━━━━━ Data

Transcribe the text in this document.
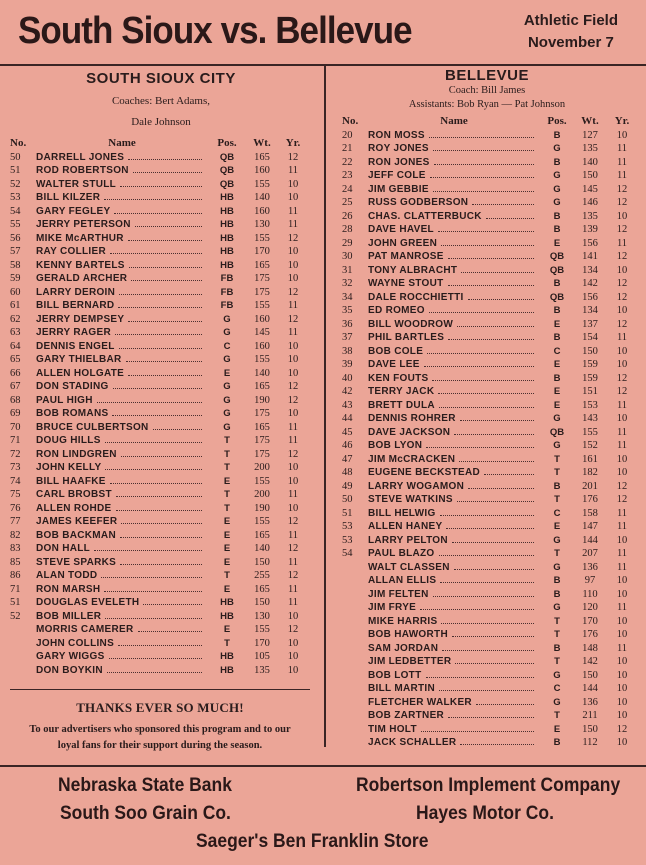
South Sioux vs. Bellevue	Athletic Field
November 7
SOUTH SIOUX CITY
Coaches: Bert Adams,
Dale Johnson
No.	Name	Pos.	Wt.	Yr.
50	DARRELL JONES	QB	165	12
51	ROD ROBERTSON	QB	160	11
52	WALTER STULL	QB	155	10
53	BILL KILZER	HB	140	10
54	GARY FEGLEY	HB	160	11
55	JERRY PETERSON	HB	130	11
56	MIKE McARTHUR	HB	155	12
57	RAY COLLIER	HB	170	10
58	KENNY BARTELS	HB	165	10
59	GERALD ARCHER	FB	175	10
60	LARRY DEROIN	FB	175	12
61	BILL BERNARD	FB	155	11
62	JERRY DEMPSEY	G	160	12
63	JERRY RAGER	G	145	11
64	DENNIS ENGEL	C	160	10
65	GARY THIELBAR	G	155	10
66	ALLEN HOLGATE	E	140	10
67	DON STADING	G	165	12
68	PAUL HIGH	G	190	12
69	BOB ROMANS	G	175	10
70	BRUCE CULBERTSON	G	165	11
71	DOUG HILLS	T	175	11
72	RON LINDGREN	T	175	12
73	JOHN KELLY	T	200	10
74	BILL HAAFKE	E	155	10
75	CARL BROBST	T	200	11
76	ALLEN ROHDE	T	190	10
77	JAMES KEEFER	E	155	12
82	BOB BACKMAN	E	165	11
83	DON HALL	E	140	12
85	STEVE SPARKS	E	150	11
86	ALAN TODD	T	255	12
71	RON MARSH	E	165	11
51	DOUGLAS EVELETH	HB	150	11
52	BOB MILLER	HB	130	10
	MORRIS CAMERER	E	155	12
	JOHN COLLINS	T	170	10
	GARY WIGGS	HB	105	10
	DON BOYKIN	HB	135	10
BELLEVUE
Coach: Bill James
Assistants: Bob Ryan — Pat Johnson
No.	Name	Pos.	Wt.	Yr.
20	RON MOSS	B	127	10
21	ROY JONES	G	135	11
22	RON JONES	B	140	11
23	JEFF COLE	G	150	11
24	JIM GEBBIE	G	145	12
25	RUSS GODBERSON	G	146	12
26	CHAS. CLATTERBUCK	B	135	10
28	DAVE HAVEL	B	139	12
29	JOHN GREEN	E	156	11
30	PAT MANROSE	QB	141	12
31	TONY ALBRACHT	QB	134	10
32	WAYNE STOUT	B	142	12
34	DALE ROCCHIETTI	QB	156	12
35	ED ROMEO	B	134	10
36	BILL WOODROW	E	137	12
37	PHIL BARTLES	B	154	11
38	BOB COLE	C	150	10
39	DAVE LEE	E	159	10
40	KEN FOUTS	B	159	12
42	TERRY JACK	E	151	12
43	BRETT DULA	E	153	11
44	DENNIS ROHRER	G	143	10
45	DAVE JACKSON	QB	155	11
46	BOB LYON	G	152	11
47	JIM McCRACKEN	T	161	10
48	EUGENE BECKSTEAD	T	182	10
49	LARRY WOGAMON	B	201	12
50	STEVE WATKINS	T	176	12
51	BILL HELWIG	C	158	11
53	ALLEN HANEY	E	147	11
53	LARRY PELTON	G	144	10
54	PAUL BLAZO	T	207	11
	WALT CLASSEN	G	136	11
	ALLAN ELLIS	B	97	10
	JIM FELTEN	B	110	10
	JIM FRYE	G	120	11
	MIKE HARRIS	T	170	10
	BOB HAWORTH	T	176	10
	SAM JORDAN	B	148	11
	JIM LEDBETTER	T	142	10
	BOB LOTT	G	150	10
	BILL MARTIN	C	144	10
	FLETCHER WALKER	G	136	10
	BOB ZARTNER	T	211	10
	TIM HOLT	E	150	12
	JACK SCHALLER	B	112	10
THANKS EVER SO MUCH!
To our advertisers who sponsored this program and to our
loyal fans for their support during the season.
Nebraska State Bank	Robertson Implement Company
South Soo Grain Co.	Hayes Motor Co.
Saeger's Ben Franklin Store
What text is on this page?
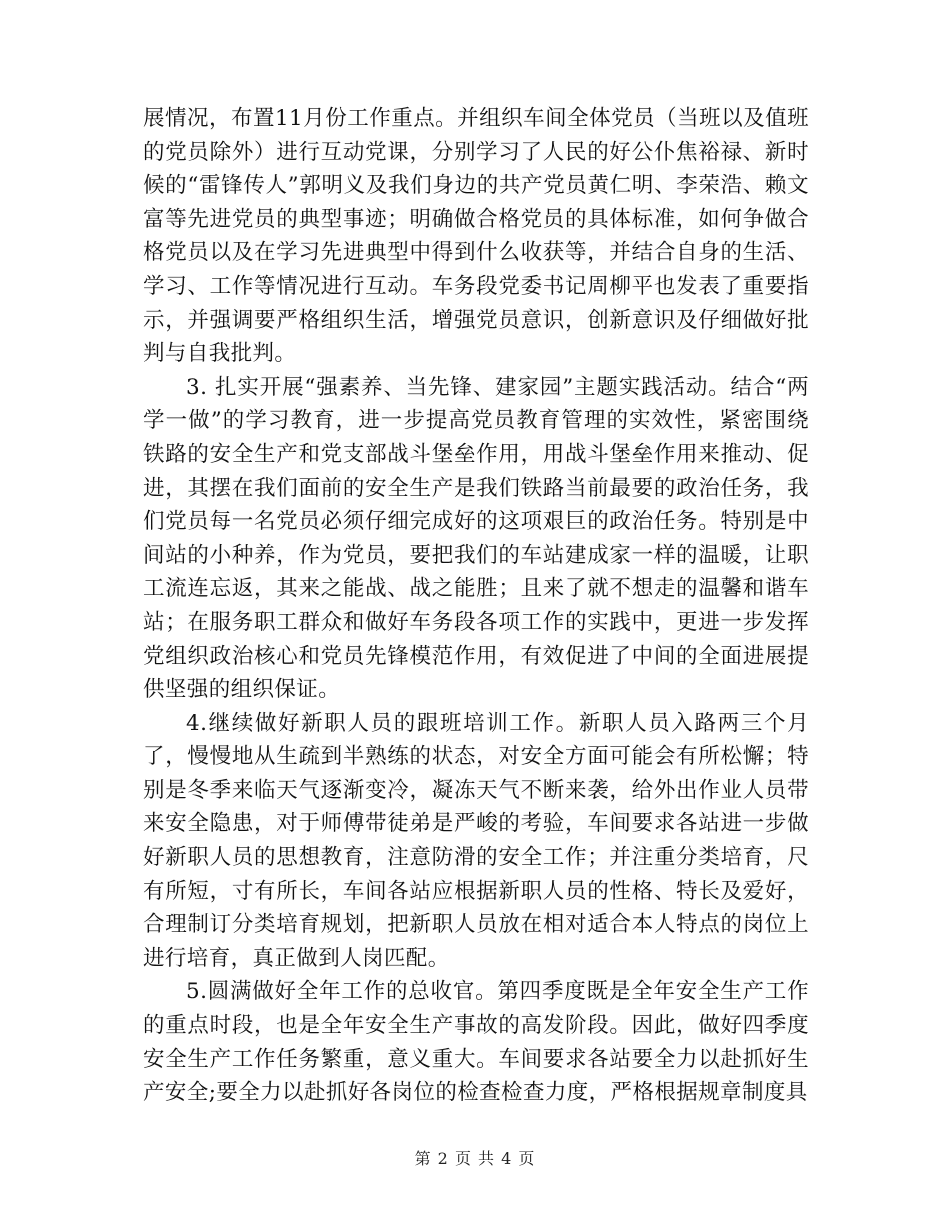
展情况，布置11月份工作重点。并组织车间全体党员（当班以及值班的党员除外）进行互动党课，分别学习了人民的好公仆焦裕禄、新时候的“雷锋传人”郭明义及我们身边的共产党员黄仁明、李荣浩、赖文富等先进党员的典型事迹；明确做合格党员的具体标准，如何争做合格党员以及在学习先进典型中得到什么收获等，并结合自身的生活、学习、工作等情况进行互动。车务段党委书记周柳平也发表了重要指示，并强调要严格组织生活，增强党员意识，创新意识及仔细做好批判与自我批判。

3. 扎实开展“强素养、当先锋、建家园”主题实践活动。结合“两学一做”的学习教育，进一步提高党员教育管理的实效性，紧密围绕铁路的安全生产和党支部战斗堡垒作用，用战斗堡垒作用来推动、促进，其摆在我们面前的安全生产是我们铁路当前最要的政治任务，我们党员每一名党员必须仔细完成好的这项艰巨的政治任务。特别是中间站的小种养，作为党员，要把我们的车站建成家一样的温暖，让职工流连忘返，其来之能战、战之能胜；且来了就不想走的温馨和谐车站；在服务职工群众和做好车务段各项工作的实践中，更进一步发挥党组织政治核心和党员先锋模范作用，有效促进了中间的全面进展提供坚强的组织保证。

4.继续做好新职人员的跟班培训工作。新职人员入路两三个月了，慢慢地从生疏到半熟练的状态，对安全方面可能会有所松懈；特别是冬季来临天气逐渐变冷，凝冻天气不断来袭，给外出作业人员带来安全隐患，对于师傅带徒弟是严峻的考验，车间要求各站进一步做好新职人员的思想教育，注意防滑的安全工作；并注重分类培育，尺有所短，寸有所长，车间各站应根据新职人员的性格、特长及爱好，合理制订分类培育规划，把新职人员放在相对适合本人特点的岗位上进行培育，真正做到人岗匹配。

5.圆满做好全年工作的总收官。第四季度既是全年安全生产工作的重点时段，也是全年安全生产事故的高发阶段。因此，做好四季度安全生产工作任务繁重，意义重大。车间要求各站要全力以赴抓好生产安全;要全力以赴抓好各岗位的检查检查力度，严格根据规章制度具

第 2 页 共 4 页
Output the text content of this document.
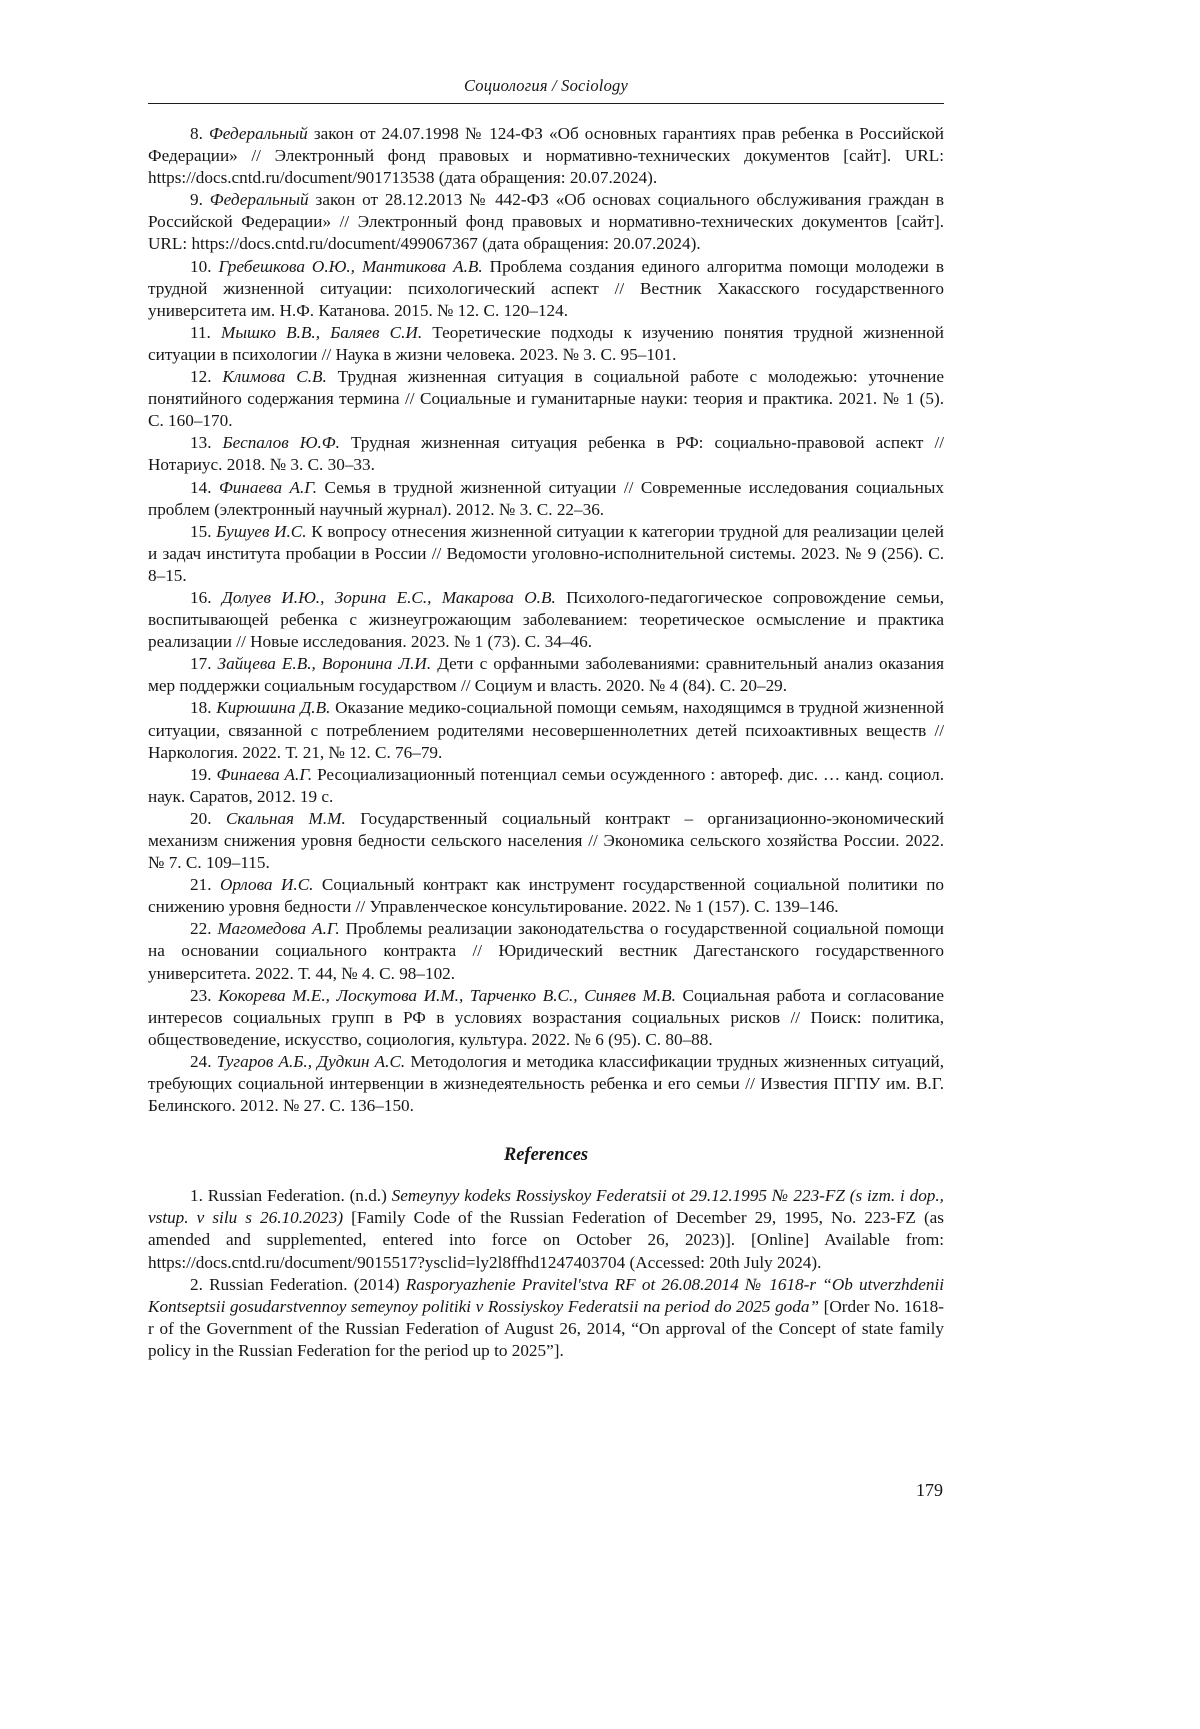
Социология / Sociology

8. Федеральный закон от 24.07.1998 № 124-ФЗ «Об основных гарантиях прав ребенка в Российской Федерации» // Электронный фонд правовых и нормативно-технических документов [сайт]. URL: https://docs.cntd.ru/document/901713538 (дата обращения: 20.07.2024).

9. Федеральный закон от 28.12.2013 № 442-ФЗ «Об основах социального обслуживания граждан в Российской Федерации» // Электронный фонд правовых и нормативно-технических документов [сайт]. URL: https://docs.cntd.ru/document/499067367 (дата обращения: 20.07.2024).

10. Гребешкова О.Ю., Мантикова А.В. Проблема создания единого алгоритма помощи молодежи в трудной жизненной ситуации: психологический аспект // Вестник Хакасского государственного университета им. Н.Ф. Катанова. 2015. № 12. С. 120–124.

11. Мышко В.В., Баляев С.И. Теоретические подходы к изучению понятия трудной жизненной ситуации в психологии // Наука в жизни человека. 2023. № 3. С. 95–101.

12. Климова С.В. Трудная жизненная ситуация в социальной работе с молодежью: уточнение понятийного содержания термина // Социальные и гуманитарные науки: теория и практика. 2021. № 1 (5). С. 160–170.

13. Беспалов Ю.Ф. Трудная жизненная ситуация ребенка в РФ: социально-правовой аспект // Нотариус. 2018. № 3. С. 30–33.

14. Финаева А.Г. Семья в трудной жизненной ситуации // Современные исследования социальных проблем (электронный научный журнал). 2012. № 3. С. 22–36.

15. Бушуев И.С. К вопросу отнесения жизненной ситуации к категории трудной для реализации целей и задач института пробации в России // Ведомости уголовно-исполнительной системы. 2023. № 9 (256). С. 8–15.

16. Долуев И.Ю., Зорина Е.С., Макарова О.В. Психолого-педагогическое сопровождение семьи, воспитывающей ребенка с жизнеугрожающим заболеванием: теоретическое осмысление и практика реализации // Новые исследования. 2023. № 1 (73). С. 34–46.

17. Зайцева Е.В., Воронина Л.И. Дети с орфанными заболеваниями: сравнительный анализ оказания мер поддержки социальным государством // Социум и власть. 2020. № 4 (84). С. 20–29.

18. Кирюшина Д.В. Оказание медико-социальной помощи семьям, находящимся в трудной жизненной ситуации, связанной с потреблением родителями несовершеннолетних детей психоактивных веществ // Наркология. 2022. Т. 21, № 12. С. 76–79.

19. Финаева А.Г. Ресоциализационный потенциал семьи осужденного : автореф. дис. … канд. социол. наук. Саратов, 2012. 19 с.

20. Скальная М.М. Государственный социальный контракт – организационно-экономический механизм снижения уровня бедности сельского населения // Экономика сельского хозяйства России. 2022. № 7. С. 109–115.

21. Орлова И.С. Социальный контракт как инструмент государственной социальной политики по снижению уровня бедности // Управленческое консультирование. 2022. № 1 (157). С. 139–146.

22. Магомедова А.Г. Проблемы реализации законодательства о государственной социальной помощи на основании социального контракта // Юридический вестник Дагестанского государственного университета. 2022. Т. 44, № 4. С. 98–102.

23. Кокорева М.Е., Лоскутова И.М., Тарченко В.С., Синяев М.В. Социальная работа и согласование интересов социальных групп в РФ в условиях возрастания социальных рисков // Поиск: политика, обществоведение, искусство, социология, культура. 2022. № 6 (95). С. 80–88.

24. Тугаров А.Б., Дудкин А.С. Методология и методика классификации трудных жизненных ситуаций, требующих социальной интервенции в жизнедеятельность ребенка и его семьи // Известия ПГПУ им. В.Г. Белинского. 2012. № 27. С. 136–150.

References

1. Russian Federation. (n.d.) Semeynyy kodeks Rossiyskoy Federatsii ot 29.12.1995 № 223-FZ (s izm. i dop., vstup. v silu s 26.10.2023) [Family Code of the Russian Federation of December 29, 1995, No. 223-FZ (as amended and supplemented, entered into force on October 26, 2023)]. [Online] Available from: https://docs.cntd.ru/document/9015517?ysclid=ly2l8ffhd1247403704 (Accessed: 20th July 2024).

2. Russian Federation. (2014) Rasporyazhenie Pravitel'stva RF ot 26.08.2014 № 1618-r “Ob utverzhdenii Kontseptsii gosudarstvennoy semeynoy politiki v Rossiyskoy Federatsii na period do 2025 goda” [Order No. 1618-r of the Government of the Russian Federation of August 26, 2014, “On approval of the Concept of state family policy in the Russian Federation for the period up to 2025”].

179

━━━━━━━━━━

What the exercise asks. Report how many lines in the records above contain the word "технических", giving only the number.

Written response. 2